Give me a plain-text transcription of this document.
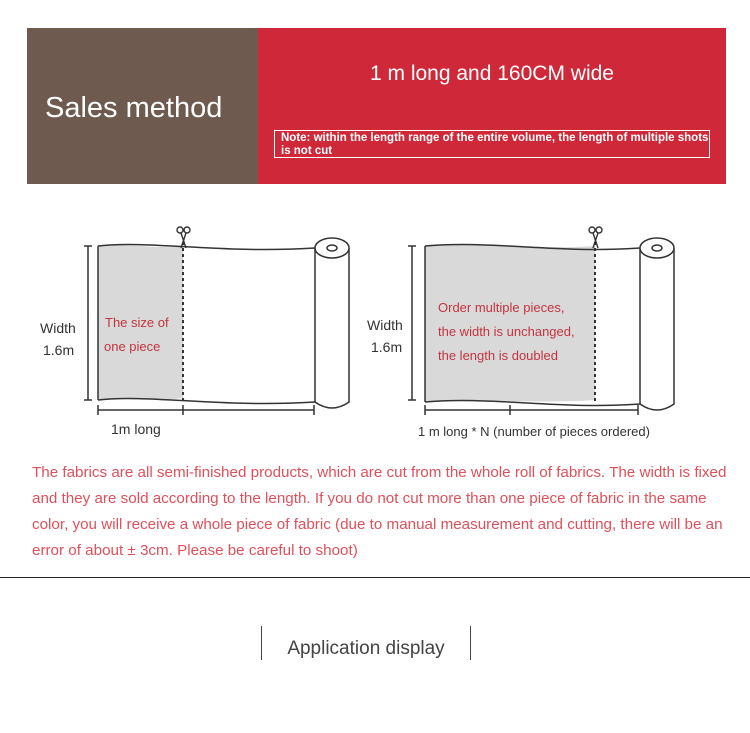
Sales method
1 m long and 160CM wide
Note: within the length range of the entire volume, the length of multiple shots is not cut
Width
1.6m
The size of
one piece
1m long
Width
1.6m
Order multiple pieces,
the width is unchanged,
the length is doubled
1 m long * N (number of pieces ordered)
The fabrics are all semi-finished products, which are cut from the whole roll of fabrics. The width is fixed and they are sold according to the length. If you do not cut more than one piece of fabric in the same color, you will receive a whole piece of fabric (due to manual measurement and cutting, there will be an error of about ± 3cm. Please be careful to shoot)
Application display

Short problem> Set the data above down again exactly as given, with no pictures.

Result of this task>
Give me a plain-text transcription of this document.
Sales method
1 m long and 160CM wide
Note: within the length range of the entire volume, the length of multiple shots is not cut
Width
1.6m
The size of
one piece
1m long
Width
1.6m
Order multiple pieces,
the width is unchanged,
the length is doubled
1 m long * N (number of pieces ordered)
The fabrics are all semi-finished products, which are cut from the whole roll of fabrics. The width is fixed and they are sold according to the length. If you do not cut more than one piece of fabric in the same color, you will receive a whole piece of fabric (due to manual measurement and cutting, there will be an error of about ± 3cm. Please be careful to shoot)
Application display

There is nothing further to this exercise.